STATED PROBLEM: Every line below that mentions the word "Control" should be copied out.

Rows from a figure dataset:
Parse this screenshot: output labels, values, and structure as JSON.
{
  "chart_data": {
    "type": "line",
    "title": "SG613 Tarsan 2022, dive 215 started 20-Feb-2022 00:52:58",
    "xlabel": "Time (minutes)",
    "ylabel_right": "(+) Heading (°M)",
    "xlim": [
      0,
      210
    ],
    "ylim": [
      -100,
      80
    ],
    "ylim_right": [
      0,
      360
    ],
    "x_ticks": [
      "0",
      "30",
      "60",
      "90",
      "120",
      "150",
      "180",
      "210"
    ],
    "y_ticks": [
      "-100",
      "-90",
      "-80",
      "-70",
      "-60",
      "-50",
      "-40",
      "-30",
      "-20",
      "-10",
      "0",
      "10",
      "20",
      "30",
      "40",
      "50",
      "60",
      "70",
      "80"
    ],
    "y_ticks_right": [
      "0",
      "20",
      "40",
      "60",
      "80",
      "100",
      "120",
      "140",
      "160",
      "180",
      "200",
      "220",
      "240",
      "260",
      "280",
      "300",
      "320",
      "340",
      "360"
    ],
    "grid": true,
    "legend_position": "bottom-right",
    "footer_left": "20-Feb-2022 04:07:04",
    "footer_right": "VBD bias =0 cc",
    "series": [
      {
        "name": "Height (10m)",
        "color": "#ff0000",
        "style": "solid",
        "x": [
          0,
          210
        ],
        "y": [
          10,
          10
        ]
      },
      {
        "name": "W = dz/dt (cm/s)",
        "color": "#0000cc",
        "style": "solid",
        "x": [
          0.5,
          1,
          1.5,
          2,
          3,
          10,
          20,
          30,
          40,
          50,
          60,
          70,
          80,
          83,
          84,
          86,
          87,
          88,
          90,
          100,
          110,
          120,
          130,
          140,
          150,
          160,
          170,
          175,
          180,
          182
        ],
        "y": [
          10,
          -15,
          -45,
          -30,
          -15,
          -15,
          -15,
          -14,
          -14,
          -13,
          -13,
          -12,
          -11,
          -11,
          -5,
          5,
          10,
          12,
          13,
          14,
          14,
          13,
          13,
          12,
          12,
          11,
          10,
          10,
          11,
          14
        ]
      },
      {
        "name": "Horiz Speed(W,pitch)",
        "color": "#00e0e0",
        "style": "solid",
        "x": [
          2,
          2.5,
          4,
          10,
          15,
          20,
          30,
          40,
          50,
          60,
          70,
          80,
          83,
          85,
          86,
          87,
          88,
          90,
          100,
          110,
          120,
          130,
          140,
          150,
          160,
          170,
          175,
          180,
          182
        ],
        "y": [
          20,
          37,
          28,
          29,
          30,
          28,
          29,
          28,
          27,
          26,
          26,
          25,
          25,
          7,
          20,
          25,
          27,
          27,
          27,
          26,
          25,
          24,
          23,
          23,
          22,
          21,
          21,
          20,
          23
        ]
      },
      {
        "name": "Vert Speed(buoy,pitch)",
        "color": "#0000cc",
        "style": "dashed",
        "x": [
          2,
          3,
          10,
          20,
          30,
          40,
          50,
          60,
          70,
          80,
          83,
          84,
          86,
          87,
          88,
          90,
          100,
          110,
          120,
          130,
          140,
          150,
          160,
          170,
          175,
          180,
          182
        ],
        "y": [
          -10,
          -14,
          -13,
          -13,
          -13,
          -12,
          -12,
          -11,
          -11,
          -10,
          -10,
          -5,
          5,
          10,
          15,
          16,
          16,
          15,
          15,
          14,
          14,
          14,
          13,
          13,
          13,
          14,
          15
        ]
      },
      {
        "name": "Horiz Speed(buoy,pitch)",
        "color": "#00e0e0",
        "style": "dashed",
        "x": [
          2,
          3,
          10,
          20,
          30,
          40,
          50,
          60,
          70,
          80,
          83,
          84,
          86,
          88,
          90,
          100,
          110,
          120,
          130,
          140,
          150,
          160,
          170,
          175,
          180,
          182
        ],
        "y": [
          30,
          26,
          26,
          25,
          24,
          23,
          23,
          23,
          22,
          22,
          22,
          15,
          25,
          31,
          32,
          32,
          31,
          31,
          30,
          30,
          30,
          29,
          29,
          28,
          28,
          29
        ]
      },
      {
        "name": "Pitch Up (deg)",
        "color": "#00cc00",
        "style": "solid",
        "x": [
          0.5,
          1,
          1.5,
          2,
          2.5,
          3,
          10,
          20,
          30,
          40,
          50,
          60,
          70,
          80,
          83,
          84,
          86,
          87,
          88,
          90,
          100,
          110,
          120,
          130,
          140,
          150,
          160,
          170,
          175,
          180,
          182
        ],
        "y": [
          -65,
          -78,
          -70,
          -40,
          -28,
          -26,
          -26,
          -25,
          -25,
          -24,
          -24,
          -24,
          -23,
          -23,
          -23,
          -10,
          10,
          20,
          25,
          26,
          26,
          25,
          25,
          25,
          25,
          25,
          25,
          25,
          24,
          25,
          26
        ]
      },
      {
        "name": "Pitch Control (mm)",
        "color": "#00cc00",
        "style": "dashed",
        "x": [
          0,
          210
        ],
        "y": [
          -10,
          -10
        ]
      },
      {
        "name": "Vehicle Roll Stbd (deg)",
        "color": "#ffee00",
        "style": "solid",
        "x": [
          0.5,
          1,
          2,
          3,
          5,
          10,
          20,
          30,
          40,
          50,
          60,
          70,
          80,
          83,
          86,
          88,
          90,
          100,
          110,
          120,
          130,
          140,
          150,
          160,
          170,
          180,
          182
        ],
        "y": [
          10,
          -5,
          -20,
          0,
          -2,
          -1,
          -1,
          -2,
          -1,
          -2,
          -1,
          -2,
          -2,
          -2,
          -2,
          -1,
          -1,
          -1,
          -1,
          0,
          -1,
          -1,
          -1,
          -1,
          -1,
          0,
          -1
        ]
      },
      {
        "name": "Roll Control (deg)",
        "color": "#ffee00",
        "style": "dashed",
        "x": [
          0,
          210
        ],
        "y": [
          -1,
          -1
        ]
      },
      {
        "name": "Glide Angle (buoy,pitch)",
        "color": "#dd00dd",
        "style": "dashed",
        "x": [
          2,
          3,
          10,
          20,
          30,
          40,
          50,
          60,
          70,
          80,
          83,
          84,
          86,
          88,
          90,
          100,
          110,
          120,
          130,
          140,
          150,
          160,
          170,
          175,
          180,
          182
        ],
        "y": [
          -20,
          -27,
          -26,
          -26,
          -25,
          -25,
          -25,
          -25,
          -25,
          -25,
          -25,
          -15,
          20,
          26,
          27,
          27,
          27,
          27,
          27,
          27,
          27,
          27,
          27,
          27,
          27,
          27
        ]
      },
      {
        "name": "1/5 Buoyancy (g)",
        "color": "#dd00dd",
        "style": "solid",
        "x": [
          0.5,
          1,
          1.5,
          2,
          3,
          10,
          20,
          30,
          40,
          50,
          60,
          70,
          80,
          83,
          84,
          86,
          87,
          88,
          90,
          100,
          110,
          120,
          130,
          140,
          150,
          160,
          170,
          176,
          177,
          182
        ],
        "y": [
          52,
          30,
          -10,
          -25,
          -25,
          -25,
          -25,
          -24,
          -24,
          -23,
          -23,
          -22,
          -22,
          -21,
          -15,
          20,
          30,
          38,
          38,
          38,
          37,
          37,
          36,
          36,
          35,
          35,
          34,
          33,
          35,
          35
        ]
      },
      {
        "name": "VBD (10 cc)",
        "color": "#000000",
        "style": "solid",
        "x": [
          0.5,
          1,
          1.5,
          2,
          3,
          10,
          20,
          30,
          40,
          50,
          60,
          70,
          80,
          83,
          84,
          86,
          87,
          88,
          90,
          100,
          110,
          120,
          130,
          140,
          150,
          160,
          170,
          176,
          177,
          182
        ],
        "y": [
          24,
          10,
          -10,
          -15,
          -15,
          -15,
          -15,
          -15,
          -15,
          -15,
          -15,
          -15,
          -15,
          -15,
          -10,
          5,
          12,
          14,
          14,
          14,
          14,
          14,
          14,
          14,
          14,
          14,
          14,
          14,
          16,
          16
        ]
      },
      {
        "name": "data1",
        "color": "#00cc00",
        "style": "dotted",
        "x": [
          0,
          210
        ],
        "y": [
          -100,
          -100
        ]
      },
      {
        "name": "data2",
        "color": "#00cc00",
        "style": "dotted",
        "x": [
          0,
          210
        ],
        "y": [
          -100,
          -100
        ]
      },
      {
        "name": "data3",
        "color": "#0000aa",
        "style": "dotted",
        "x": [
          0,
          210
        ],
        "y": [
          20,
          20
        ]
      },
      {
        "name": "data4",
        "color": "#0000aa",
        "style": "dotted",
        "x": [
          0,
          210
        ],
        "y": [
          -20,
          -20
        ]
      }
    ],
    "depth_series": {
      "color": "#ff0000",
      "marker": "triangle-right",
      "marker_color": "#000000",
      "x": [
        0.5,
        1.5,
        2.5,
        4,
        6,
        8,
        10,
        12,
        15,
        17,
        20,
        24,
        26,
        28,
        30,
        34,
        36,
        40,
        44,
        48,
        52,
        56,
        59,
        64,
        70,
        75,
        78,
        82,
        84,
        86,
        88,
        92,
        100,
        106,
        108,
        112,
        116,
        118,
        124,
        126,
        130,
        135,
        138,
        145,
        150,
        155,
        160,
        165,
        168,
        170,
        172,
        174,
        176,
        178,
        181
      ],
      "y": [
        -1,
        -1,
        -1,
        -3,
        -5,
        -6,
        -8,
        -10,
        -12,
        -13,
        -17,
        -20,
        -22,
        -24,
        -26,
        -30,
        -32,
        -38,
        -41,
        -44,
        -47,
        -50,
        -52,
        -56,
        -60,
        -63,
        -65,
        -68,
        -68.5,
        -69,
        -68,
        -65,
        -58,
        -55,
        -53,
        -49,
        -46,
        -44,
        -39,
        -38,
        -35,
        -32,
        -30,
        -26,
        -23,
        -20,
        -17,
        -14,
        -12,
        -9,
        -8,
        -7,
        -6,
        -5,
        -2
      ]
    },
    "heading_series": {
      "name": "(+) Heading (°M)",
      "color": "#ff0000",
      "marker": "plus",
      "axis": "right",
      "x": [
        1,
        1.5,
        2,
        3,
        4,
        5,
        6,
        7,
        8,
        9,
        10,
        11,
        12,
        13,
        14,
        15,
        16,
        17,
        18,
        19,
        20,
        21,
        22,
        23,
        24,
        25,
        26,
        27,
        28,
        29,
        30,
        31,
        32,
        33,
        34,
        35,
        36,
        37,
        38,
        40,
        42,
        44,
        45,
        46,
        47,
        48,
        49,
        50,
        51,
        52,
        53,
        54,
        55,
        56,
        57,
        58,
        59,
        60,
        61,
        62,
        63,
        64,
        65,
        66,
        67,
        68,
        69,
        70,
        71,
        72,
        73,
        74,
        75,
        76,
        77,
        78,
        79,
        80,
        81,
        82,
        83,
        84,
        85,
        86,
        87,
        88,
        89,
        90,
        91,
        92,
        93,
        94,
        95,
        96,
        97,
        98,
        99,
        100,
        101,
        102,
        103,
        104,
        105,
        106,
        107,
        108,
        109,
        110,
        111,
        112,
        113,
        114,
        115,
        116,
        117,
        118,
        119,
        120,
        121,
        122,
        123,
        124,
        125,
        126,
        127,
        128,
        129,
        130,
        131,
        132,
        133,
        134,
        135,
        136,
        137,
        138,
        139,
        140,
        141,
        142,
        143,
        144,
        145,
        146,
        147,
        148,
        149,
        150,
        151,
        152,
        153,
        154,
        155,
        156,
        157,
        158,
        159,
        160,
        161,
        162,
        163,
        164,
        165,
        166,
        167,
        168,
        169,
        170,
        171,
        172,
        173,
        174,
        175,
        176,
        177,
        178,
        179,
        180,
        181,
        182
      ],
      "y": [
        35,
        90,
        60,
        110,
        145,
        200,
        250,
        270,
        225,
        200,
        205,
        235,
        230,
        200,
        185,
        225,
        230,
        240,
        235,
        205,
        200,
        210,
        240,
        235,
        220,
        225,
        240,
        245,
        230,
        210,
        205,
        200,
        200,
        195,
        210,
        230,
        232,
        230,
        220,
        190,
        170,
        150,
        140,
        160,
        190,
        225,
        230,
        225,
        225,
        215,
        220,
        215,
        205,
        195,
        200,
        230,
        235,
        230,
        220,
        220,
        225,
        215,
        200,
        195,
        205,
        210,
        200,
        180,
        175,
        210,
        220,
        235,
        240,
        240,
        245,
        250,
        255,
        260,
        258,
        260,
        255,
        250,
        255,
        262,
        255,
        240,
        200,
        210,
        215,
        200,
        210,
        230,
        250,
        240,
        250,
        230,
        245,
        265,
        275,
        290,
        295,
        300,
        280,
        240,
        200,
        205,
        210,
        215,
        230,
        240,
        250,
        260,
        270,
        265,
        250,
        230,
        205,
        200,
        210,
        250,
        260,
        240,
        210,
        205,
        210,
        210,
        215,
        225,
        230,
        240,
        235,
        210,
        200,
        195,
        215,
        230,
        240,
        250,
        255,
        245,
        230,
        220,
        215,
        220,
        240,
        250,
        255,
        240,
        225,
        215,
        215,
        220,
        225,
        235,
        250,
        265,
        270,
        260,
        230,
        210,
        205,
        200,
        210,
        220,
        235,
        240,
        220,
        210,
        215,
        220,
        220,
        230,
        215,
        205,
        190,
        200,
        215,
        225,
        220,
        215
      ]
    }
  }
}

THE COMPLETED TASK:
        "name": "Pitch Control (mm)",
        "name": "Roll Control (deg)",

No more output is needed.